→ Supplied records
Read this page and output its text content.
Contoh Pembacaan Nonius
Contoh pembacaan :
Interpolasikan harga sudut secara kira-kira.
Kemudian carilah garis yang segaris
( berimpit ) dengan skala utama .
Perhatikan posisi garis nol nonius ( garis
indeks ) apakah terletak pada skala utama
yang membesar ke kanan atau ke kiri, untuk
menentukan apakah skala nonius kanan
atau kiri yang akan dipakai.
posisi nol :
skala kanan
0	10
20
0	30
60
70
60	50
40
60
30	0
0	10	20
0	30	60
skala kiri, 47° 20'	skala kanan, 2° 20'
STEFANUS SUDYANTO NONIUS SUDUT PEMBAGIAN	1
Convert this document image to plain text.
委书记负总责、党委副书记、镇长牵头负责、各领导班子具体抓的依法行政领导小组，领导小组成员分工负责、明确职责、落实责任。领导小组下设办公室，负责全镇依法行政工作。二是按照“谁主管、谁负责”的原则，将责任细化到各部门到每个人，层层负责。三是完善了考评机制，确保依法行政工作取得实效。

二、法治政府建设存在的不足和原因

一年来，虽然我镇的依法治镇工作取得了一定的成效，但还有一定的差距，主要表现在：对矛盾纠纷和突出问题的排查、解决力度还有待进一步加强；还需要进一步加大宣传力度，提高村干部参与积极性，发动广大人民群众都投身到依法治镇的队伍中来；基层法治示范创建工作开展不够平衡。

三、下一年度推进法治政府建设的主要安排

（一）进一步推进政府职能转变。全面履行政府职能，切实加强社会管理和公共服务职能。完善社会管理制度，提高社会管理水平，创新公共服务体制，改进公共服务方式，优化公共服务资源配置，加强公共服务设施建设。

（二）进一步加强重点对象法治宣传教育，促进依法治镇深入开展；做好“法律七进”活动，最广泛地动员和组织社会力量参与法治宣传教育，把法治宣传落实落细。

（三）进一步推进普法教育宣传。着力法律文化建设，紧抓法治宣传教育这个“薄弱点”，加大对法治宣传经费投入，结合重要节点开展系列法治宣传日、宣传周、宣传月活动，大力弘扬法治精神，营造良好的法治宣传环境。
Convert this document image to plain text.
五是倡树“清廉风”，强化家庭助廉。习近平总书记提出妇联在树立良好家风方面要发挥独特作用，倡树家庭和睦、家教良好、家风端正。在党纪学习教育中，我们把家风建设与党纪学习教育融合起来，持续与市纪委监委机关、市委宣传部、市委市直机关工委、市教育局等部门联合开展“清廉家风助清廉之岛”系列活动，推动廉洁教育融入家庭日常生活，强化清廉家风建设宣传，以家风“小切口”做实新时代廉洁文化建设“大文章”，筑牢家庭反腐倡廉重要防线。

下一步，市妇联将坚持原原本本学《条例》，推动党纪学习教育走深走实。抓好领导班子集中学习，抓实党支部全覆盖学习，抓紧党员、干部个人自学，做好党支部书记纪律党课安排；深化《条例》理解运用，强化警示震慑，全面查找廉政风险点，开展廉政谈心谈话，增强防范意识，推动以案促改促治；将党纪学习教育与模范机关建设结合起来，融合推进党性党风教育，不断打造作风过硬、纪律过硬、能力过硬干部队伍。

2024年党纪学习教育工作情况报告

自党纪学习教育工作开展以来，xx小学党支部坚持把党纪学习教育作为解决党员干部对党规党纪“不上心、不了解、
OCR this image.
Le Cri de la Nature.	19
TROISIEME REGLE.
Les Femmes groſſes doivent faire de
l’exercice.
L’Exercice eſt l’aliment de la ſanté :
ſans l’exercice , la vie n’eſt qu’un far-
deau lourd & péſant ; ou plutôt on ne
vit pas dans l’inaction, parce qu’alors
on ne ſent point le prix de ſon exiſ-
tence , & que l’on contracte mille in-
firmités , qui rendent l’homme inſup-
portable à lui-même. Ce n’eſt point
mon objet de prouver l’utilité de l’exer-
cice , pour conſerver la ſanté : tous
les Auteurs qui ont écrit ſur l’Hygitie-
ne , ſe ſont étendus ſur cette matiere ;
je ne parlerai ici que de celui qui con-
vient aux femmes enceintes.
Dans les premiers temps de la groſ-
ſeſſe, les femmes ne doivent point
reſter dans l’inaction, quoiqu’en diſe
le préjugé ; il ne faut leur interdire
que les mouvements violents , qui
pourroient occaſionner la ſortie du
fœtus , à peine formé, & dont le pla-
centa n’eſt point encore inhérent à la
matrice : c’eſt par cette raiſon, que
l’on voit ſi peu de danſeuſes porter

→ Problem description
Copy each line of the records above that carries the word "kanan".

→ Task response
yang membesar ke kanan atau ke kiri, untuk
menentukan apakah skala nonius kanan
skala kanan
skala kiri, 47° 20'	skala kanan, 2° 20'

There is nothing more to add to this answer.